Problem description:
Find the string "data" in the listing and report every line that has it.

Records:
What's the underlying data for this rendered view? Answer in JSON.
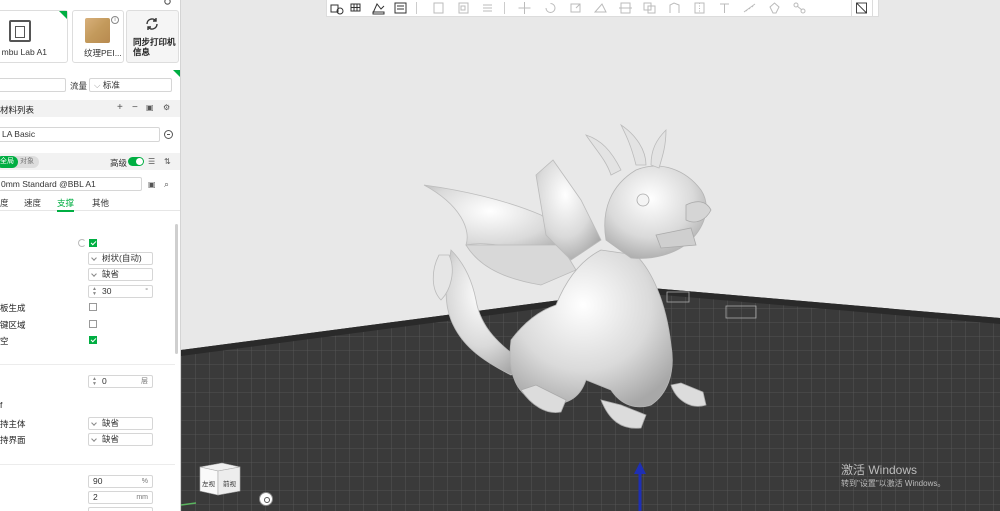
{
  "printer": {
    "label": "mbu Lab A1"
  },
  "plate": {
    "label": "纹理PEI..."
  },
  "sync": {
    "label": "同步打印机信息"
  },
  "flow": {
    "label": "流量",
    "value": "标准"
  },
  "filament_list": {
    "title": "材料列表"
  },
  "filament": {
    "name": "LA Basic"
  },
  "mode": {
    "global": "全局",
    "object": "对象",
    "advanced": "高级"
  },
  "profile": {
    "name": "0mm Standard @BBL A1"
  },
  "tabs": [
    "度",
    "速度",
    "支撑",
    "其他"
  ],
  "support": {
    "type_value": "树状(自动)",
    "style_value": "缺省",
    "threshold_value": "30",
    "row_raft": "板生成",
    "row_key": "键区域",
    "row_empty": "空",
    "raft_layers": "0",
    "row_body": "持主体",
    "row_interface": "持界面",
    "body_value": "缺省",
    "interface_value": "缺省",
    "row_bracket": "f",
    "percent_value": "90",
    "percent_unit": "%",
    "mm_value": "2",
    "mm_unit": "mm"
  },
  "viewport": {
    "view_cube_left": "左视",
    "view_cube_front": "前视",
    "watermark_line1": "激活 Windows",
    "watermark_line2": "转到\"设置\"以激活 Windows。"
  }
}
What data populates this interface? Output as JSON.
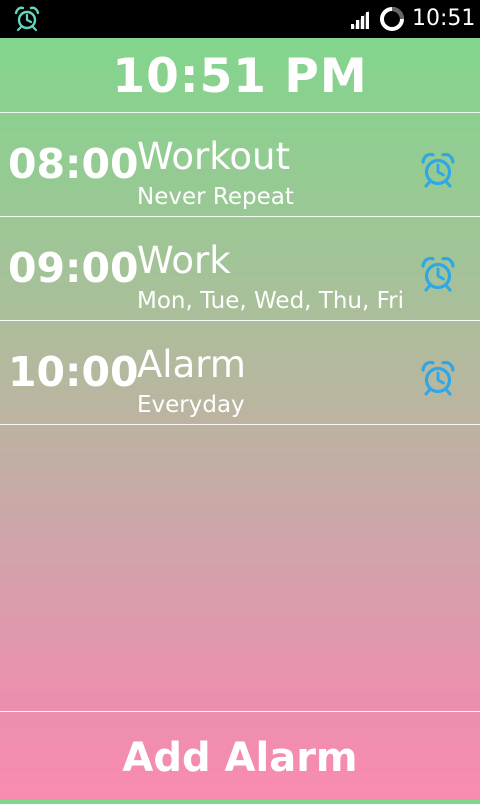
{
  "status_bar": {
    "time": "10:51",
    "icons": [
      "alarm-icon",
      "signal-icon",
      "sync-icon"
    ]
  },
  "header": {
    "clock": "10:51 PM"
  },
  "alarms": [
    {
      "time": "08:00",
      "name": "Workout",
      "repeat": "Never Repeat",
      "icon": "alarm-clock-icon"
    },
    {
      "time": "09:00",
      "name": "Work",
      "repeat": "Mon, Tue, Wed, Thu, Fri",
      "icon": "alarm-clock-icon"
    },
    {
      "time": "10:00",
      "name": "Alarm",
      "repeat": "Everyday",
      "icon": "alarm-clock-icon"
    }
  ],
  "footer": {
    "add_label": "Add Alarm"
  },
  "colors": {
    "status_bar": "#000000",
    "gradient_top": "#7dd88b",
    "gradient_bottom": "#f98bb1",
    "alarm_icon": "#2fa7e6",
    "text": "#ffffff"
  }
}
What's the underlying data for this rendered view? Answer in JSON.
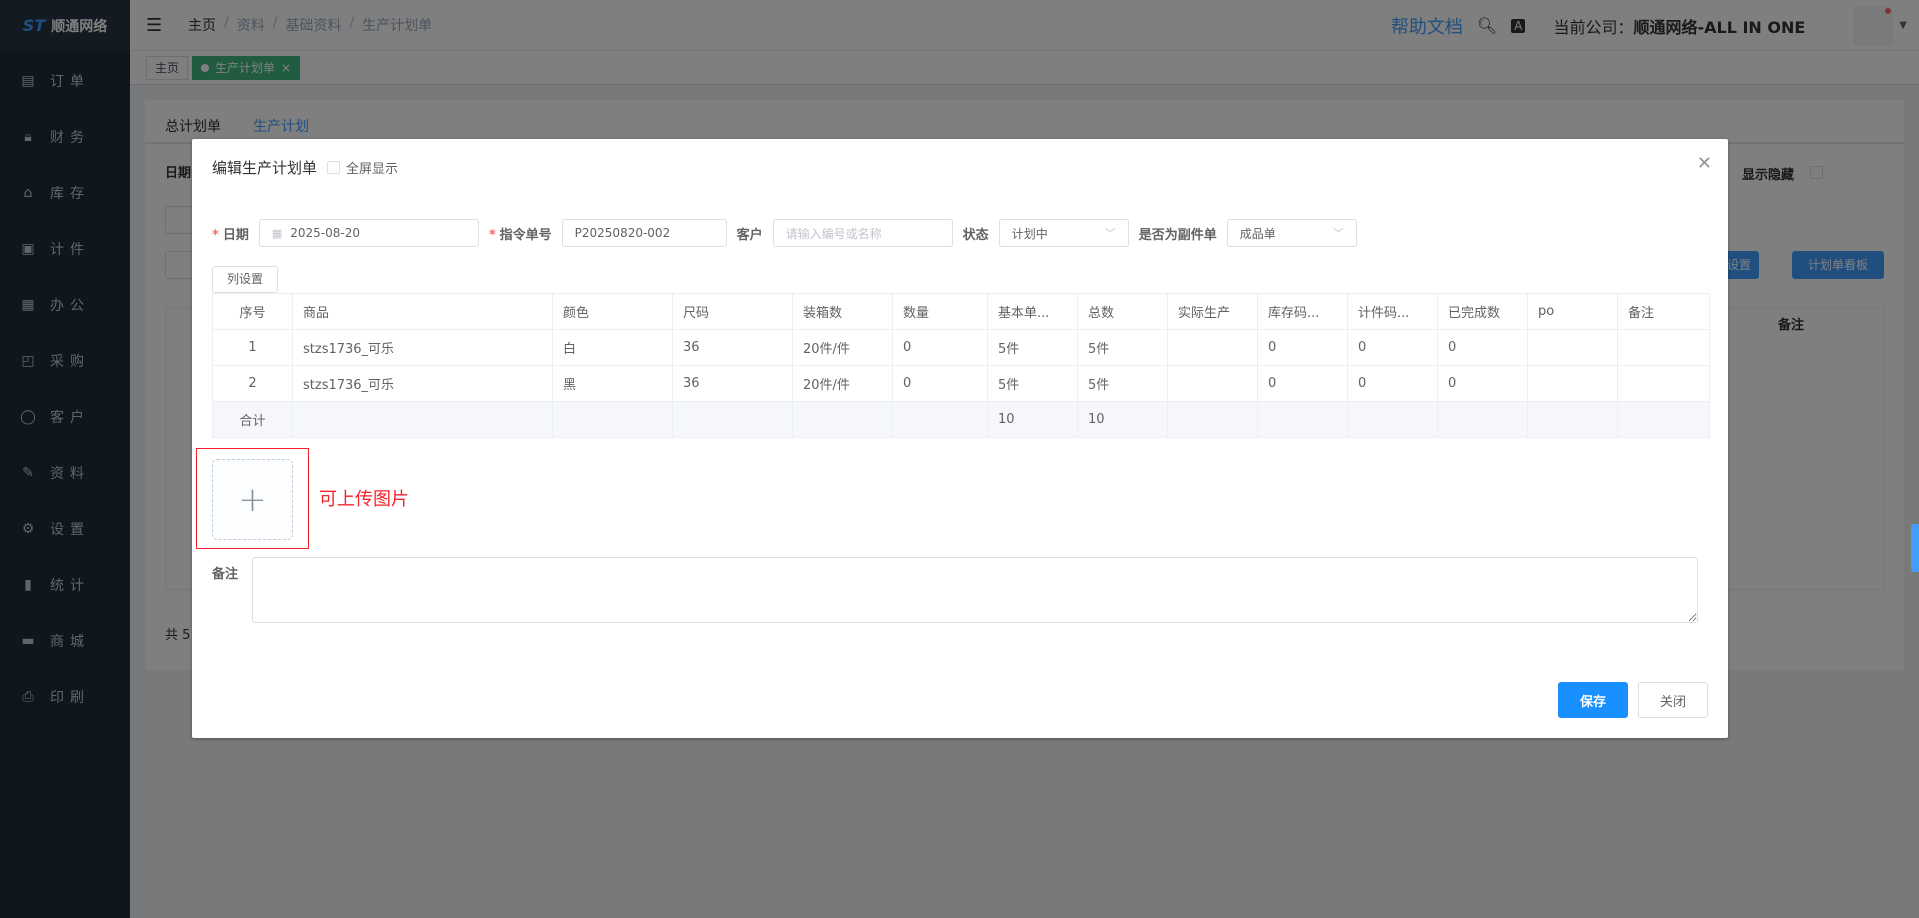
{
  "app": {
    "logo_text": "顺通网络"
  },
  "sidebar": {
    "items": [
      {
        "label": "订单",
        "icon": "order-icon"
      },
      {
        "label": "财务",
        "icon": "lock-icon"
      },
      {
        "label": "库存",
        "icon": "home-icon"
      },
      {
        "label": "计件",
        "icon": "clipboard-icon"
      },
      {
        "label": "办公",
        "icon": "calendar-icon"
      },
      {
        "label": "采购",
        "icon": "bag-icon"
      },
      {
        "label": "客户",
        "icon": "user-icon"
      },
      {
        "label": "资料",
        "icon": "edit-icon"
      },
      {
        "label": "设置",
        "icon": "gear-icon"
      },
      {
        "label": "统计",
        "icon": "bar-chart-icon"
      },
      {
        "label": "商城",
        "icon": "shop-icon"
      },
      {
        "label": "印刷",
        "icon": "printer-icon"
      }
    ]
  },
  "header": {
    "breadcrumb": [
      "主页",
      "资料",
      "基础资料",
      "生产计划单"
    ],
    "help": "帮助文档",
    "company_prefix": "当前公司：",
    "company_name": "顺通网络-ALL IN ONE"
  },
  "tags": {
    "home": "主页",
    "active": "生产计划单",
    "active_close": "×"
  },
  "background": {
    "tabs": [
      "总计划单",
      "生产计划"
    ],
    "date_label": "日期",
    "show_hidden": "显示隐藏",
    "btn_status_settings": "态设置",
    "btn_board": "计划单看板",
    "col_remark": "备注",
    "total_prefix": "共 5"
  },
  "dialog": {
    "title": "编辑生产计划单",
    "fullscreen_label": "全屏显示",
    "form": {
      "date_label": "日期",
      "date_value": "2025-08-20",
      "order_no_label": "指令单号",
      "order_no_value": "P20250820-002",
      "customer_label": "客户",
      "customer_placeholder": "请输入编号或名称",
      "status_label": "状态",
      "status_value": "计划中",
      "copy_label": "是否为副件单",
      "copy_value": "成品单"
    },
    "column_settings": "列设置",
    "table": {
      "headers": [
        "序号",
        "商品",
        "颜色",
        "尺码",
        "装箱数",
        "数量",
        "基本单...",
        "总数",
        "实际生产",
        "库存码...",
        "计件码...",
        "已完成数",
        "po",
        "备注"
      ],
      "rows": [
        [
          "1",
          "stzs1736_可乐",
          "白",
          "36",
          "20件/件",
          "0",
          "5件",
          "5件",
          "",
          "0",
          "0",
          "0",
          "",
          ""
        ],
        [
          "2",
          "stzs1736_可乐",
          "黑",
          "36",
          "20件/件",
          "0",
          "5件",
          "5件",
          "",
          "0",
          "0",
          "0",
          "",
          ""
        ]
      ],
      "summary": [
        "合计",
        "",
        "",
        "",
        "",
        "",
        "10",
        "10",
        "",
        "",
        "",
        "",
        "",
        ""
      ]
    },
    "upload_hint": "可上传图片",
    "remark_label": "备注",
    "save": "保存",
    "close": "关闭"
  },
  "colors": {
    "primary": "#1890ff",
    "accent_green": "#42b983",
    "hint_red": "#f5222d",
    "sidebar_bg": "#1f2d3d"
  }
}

--

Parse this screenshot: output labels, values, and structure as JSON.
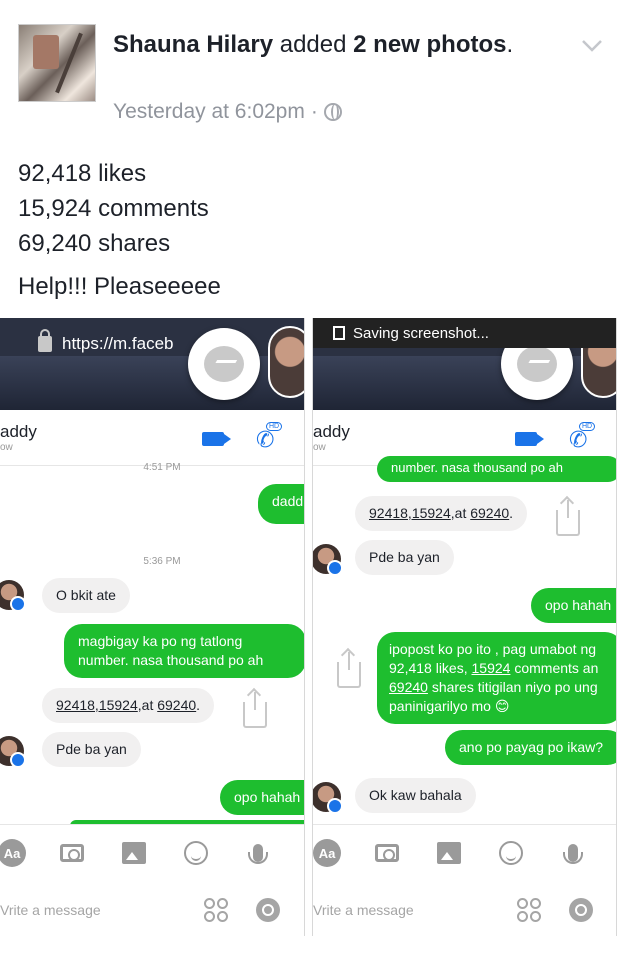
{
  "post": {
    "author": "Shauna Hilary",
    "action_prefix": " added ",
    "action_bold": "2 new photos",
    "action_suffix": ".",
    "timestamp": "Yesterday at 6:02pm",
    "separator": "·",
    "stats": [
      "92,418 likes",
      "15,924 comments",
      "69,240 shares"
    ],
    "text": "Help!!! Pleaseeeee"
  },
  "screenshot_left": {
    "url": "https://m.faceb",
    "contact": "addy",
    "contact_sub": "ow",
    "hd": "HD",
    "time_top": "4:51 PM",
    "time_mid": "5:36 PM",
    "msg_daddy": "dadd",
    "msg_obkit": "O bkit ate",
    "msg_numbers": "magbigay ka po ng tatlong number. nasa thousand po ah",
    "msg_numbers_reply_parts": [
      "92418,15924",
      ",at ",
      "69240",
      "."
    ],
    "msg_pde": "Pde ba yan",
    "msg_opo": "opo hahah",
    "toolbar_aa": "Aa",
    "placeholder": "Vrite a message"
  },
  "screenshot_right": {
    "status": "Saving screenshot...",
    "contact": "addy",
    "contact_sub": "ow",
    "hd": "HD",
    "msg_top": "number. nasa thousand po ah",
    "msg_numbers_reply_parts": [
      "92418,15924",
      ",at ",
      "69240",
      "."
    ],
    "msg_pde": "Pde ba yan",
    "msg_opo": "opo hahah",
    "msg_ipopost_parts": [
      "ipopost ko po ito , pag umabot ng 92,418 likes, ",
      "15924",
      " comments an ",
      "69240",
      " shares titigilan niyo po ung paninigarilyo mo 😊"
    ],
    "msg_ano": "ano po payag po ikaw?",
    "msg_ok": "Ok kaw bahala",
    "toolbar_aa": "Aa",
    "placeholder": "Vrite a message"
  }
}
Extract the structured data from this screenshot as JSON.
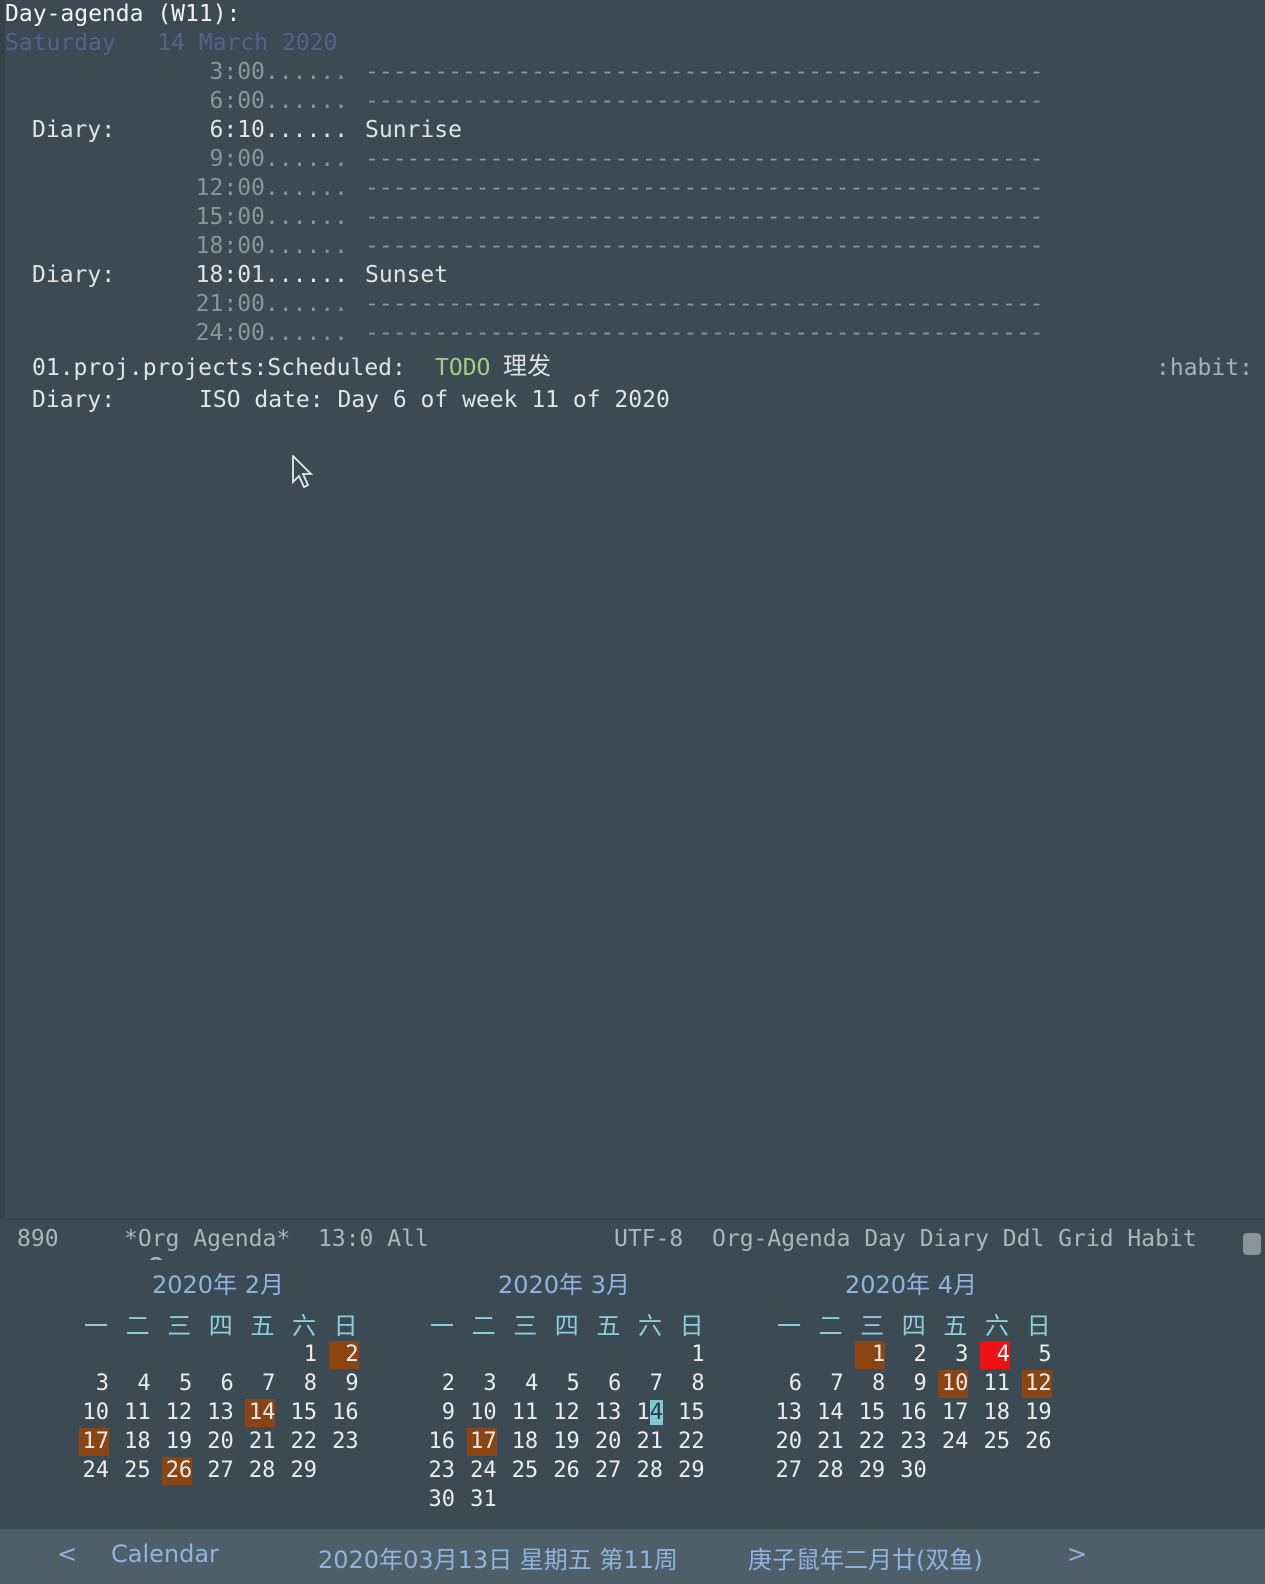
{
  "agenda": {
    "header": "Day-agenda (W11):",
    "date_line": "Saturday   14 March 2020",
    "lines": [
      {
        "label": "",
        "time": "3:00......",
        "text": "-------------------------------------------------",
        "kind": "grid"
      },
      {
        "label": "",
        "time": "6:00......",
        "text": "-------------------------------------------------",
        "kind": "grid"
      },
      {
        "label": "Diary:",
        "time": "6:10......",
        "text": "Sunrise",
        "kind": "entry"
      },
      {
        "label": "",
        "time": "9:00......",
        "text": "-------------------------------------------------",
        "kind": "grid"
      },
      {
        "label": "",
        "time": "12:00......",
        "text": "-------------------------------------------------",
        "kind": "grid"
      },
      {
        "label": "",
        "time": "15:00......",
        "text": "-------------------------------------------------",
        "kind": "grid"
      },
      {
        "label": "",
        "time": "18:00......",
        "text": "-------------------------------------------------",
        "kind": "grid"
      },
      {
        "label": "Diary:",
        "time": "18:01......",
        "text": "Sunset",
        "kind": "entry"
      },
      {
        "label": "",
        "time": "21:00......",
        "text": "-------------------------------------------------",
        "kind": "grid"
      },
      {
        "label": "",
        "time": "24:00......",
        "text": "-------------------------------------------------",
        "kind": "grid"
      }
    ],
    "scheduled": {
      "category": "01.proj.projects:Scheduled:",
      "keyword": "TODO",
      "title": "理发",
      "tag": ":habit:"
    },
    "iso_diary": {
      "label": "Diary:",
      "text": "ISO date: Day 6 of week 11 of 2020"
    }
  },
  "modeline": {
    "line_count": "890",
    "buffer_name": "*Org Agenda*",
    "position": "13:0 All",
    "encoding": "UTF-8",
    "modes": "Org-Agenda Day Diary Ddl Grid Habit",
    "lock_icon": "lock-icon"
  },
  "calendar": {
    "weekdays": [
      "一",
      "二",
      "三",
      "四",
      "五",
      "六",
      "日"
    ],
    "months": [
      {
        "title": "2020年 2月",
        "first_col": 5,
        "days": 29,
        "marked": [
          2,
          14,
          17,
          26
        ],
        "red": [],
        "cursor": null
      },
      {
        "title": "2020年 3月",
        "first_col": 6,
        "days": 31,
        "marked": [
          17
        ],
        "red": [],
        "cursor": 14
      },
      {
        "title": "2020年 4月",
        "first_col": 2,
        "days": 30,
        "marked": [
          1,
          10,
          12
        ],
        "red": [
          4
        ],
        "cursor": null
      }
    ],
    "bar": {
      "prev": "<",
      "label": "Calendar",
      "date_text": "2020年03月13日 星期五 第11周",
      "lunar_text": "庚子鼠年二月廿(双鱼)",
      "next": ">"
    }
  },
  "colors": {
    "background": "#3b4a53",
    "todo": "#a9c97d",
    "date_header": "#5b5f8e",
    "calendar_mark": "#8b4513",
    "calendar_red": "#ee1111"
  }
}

==

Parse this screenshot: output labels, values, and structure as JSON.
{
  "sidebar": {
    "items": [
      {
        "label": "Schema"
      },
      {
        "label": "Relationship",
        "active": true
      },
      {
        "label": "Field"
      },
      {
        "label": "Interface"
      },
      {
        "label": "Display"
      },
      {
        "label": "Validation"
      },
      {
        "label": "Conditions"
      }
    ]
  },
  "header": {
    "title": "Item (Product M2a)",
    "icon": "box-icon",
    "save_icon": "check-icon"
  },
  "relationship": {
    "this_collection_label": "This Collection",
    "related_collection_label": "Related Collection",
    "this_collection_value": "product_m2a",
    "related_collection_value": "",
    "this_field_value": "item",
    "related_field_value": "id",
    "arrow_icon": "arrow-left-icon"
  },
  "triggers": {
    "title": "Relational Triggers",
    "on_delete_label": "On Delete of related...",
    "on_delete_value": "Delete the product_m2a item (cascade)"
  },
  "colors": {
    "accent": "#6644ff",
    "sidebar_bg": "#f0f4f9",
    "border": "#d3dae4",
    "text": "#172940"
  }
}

Exercise answer:
What's the underlying data for this rendered view? Answer in JSON.
What data populates this interface? Output as JSON.
What's the underlying data for this rendered view? Answer in JSON.
Extract the structured data from this screenshot as JSON.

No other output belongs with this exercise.